**Requirement**
In your copy, repeat the records exactly and leave out the pictures.

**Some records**
════════════════════

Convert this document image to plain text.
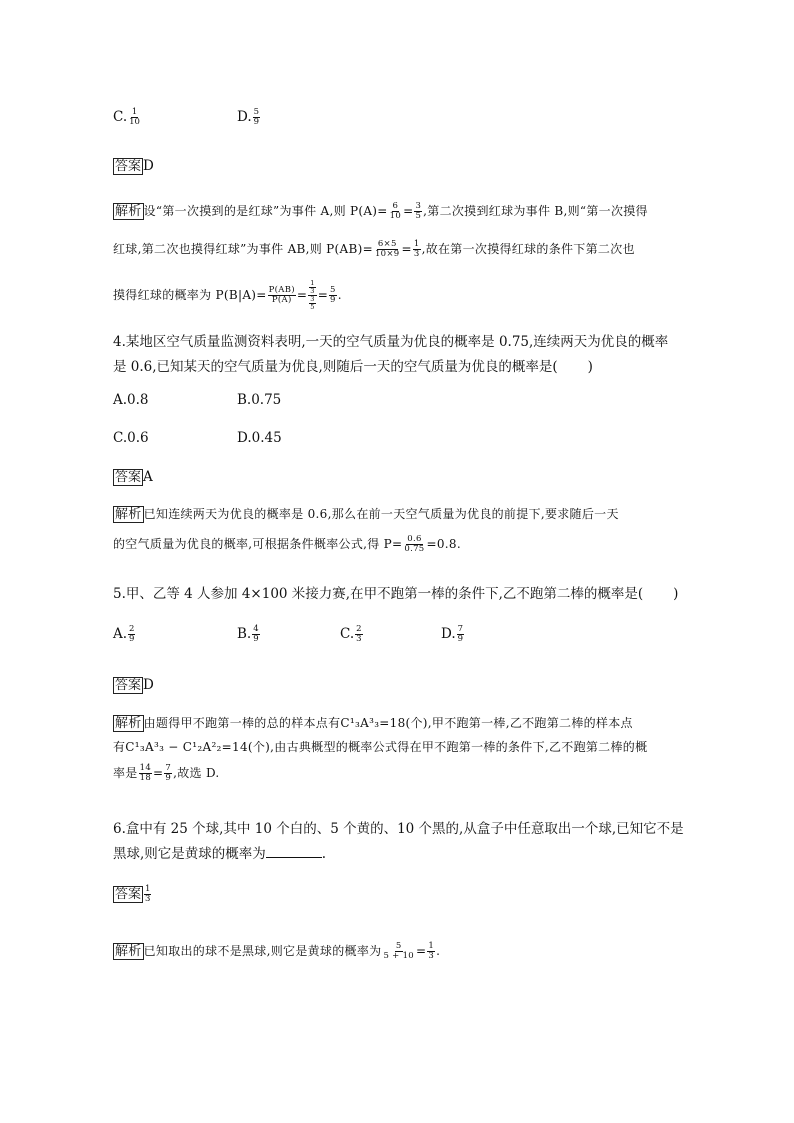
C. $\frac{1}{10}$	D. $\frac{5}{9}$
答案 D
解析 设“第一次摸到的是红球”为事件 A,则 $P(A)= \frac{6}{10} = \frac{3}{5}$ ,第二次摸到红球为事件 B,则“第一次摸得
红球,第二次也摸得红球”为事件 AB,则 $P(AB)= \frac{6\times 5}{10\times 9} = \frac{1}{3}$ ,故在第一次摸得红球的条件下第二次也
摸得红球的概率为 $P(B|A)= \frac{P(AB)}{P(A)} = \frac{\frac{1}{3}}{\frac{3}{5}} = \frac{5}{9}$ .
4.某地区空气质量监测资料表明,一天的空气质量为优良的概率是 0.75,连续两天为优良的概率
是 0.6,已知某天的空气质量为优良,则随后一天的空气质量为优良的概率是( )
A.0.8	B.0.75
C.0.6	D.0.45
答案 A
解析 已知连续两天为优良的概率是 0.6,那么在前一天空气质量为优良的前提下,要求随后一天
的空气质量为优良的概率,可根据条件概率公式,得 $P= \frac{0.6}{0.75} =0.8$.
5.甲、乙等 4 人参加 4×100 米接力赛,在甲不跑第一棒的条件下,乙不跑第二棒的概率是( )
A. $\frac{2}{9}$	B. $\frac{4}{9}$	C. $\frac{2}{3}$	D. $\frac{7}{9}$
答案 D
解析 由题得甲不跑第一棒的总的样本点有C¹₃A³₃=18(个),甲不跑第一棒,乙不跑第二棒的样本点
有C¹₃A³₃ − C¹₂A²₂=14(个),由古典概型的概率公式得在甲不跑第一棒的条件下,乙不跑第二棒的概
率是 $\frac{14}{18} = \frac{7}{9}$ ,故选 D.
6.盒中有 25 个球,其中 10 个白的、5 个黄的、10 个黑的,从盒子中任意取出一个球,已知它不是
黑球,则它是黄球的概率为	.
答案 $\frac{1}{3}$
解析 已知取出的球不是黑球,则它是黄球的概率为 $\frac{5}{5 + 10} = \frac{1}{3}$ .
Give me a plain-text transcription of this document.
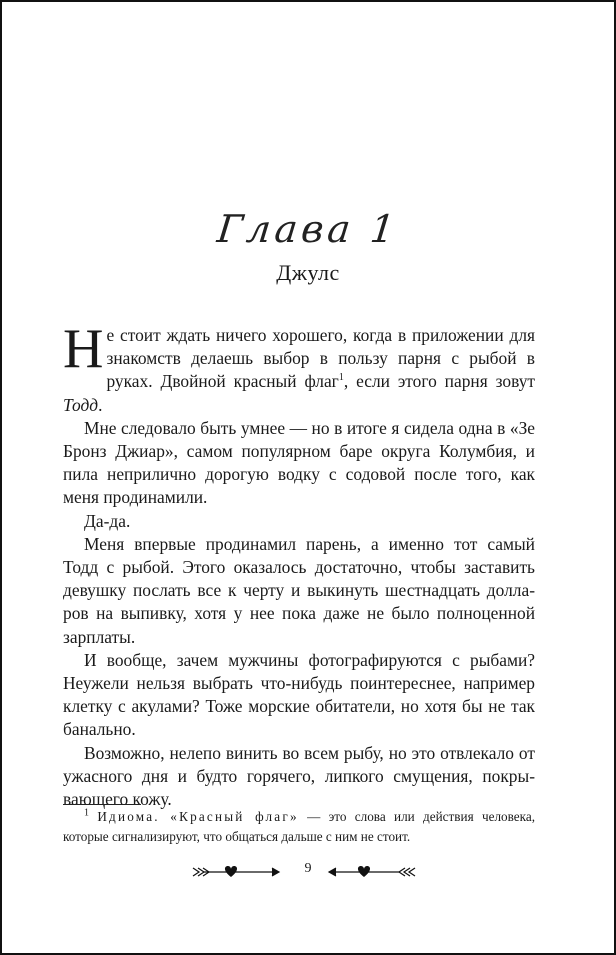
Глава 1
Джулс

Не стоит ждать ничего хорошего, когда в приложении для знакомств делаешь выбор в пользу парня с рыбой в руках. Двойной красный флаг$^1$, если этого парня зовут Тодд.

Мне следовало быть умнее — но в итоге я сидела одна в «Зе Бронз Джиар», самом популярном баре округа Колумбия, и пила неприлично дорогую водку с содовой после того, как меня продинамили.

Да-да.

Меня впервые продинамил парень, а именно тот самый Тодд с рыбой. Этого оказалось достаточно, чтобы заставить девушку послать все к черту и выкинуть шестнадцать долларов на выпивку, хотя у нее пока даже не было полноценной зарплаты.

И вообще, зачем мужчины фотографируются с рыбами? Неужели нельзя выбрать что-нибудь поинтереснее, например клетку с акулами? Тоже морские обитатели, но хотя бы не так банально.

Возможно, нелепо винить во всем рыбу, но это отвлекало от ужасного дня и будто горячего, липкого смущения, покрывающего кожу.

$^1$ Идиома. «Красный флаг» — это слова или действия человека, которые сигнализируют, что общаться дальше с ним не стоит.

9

════════════════════

**Solved exercise**
Convert this document image to plain text.
C. $\frac{1}{10}$	D. $\frac{5}{9}$
答案 D
解析 设“第一次摸到的是红球”为事件 A,则 $P(A)= \frac{6}{10} = \frac{3}{5}$ ,第二次摸到红球为事件 B,则“第一次摸得
红球,第二次也摸得红球”为事件 AB,则 $P(AB)= \frac{6\times 5}{10\times 9} = \frac{1}{3}$ ,故在第一次摸得红球的条件下第二次也
摸得红球的概率为 $P(B|A)= \frac{P(AB)}{P(A)} = \frac{\frac{1}{3}}{\frac{3}{5}} = \frac{5}{9}$ .
4.某地区空气质量监测资料表明,一天的空气质量为优良的概率是 0.75,连续两天为优良的概率
是 0.6,已知某天的空气质量为优良,则随后一天的空气质量为优良的概率是( )
A.0.8	B.0.75
C.0.6	D.0.45
答案 A
解析 已知连续两天为优良的概率是 0.6,那么在前一天空气质量为优良的前提下,要求随后一天
的空气质量为优良的概率,可根据条件概率公式,得 $P= \frac{0.6}{0.75} =0.8$.
5.甲、乙等 4 人参加 4×100 米接力赛,在甲不跑第一棒的条件下,乙不跑第二棒的概率是( )
A. $\frac{2}{9}$	B. $\frac{4}{9}$	C. $\frac{2}{3}$	D. $\frac{7}{9}$
答案 D
解析 由题得甲不跑第一棒的总的样本点有C¹₃A³₃=18(个),甲不跑第一棒,乙不跑第二棒的样本点
有C¹₃A³₃ − C¹₂A²₂=14(个),由古典概型的概率公式得在甲不跑第一棒的条件下,乙不跑第二棒的概
率是 $\frac{14}{18} = \frac{7}{9}$ ,故选 D.
6.盒中有 25 个球,其中 10 个白的、5 个黄的、10 个黑的,从盒子中任意取出一个球,已知它不是
黑球,则它是黄球的概率为	.
答案 $\frac{1}{3}$
解析 已知取出的球不是黑球,则它是黄球的概率为 $\frac{5}{5 + 10} = \frac{1}{3}$ .
Give me a plain-text transcription of this document.
Глава 1
Джулс

Не стоит ждать ничего хорошего, когда в приложении для знакомств делаешь выбор в пользу парня с рыбой в руках. Двойной красный флаг$^1$, если этого парня зовут Тодд.

Мне следовало быть умнее — но в итоге я сидела одна в «Зе Бронз Джиар», самом популярном баре округа Колумбия, и пила неприлично дорогую водку с содовой после того, как меня продинамили.

Да-да.

Меня впервые продинамил парень, а именно тот самый Тодд с рыбой. Этого оказалось достаточно, чтобы заставить девушку послать все к черту и выкинуть шестнадцать долларов на выпивку, хотя у нее пока даже не было полноценной зарплаты.

И вообще, зачем мужчины фотографируются с рыбами? Неужели нельзя выбрать что-нибудь поинтереснее, например клетку с акулами? Тоже морские обитатели, но хотя бы не так банально.

Возможно, нелепо винить во всем рыбу, но это отвлекало от ужасного дня и будто горячего, липкого смущения, покрывающего кожу.

$^1$ Идиома. «Красный флаг» — это слова или действия человека, которые сигнализируют, что общаться дальше с ним не стоит.

9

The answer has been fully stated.